Figure dataset records
-- Begin --
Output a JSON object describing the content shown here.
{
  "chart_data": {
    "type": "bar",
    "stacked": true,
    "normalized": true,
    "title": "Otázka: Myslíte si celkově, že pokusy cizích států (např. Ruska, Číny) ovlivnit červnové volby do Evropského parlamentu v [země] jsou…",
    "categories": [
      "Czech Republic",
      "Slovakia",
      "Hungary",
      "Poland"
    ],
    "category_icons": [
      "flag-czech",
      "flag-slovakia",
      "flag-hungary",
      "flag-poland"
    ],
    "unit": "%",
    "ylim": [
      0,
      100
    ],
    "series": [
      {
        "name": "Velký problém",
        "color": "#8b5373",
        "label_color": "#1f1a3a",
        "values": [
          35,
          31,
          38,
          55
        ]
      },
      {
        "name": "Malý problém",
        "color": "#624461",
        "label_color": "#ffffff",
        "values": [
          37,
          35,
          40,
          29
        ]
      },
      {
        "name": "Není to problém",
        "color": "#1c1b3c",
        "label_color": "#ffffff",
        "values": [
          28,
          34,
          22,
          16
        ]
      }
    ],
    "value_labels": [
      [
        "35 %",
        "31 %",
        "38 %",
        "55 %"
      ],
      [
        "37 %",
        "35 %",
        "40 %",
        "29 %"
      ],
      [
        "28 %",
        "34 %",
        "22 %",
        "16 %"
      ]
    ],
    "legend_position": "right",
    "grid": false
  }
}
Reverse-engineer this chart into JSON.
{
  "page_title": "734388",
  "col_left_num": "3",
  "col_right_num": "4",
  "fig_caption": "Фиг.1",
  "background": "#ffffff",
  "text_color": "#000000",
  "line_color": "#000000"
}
-- End --
## [TASK TO COMPLETE]
Could you transcribe the records in full, exactly?

## [RESULT OF THIS TASK]
Output a JSON object describing the content shown here.
{
  "chart_data": {
    "type": "bar",
    "stacked": true,
    "normalized": true,
    "title": "Otázka: Myslíte si celkově, že pokusy cizích států (např. Ruska, Číny) ovlivnit červnové volby do Evropského parlamentu v [země] jsou…",
    "categories": [
      "Czech Republic",
      "Slovakia",
      "Hungary",
      "Poland"
    ],
    "category_icons": [
      "flag-czech",
      "flag-slovakia",
      "flag-hungary",
      "flag-poland"
    ],
    "unit": "%",
    "ylim": [
      0,
      100
    ],
    "series": [
      {
        "name": "Velký problém",
        "color": "#8b5373",
        "label_color": "#1f1a3a",
        "values": [
          35,
          31,
          38,
          55
        ]
      },
      {
        "name": "Malý problém",
        "color": "#624461",
        "label_color": "#ffffff",
        "values": [
          37,
          35,
          40,
          29
        ]
      },
      {
        "name": "Není to problém",
        "color": "#1c1b3c",
        "label_color": "#ffffff",
        "values": [
          28,
          34,
          22,
          16
        ]
      }
    ],
    "value_labels": [
      [
        "35 %",
        "31 %",
        "38 %",
        "55 %"
      ],
      [
        "37 %",
        "35 %",
        "40 %",
        "29 %"
      ],
      [
        "28 %",
        "34 %",
        "22 %",
        "16 %"
      ]
    ],
    "legend_position": "right",
    "grid": false
  }
}
Reverse-engineer this chart into JSON.
{
  "page_title": "734388",
  "col_left_num": "3",
  "col_right_num": "4",
  "fig_caption": "Фиг.1",
  "background": "#ffffff",
  "text_color": "#000000",
  "line_color": "#000000"
}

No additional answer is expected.